> PROBLEM: Find each line with the string "全额退还所有报名费用" and report it.

-------- LISTING --------

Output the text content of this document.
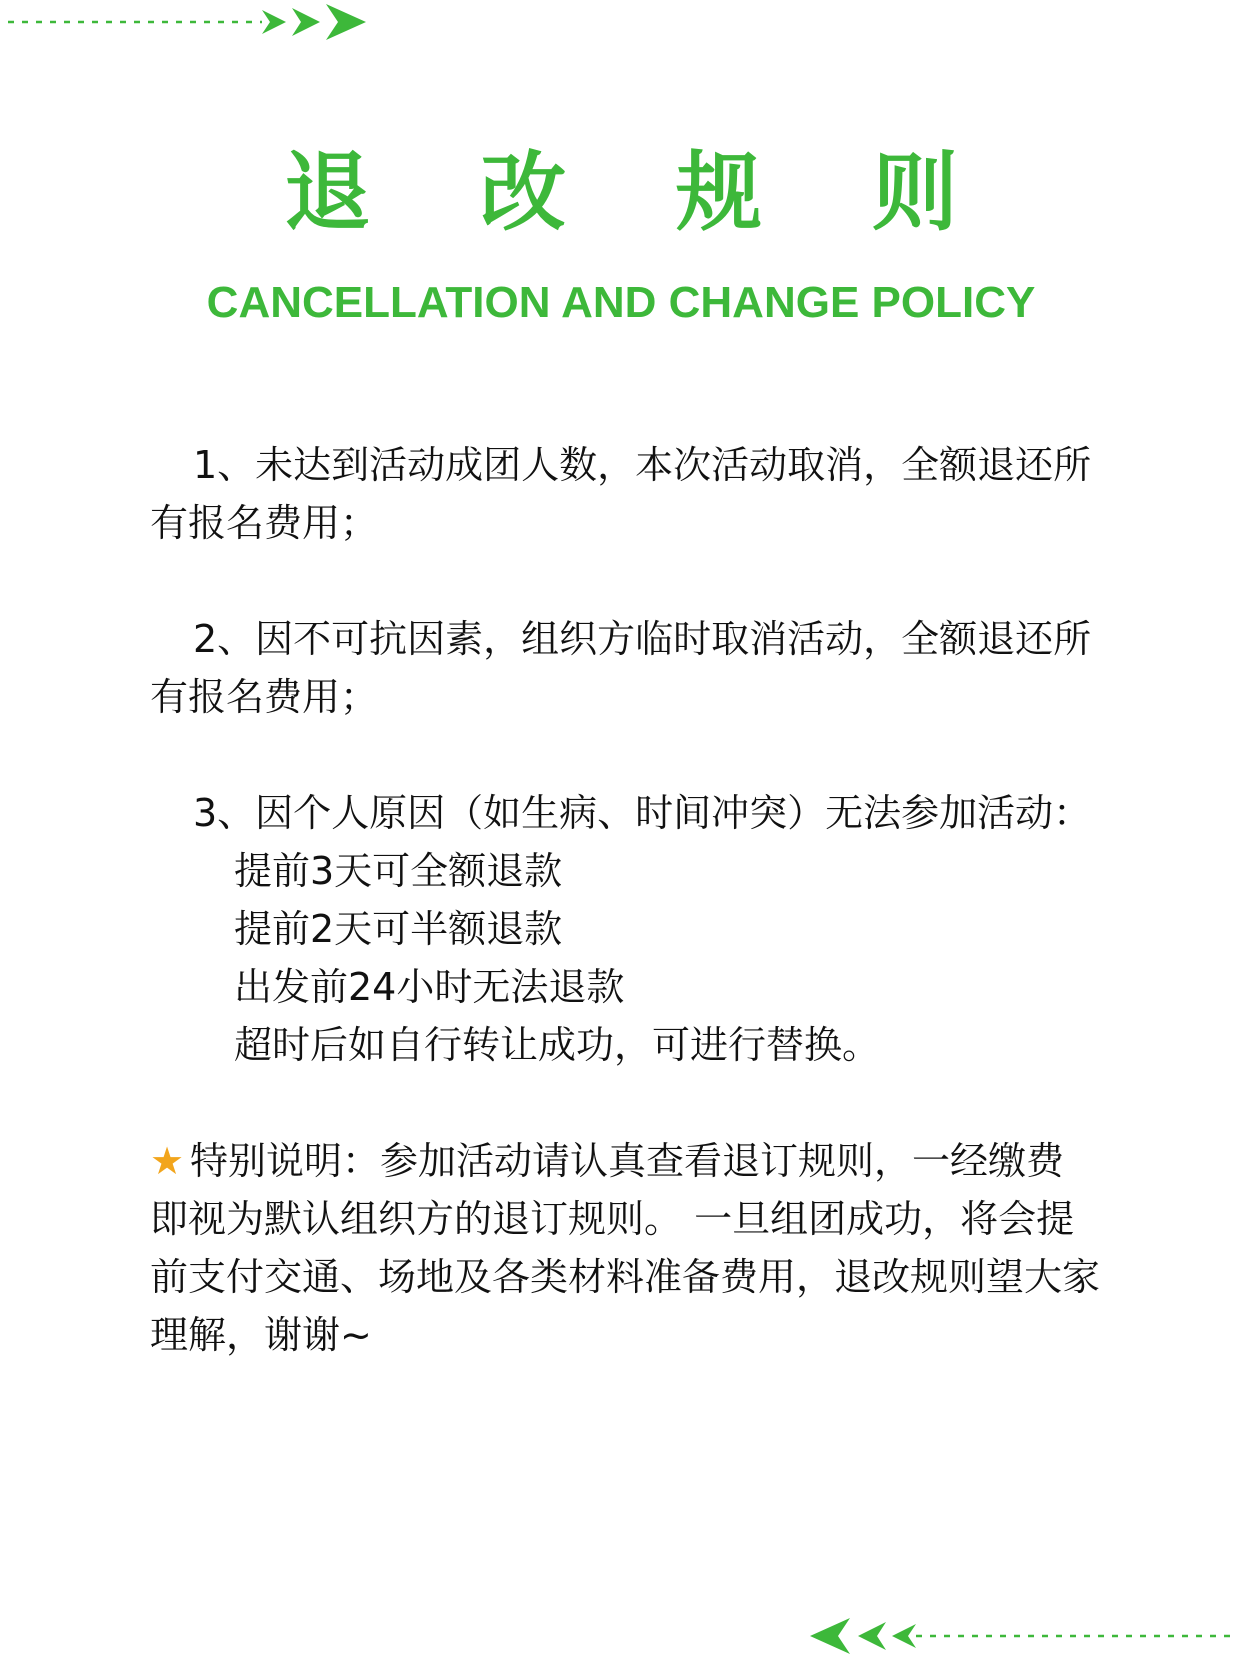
退 改 规 则
CANCELLATION AND CHANGE POLICY

1、未达到活动成团人数，本次活动取消，全额退还所有报名费用；

2、因不可抗因素，组织方临时取消活动，全额退还所有报名费用；

3、因个人原因（如生病、时间冲突）无法参加活动：

提前3天可全额退款
提前2天可半额退款
出发前24小时无法退款
超时后如自行转让成功，可进行替换。

★ 特别说明：参加活动请认真查看退订规则，一经缴费即视为默认组织方的退订规则。 一旦组团成功，将会提前支付交通、场地及各类材料准备费用，退改规则望大家理解，谢谢~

--------

> EXERCISE ANSWER:
1、未达到活动成团人数，本次活动取消，全额退还所有报名费用；
2、因不可抗因素，组织方临时取消活动，全额退还所有报名费用；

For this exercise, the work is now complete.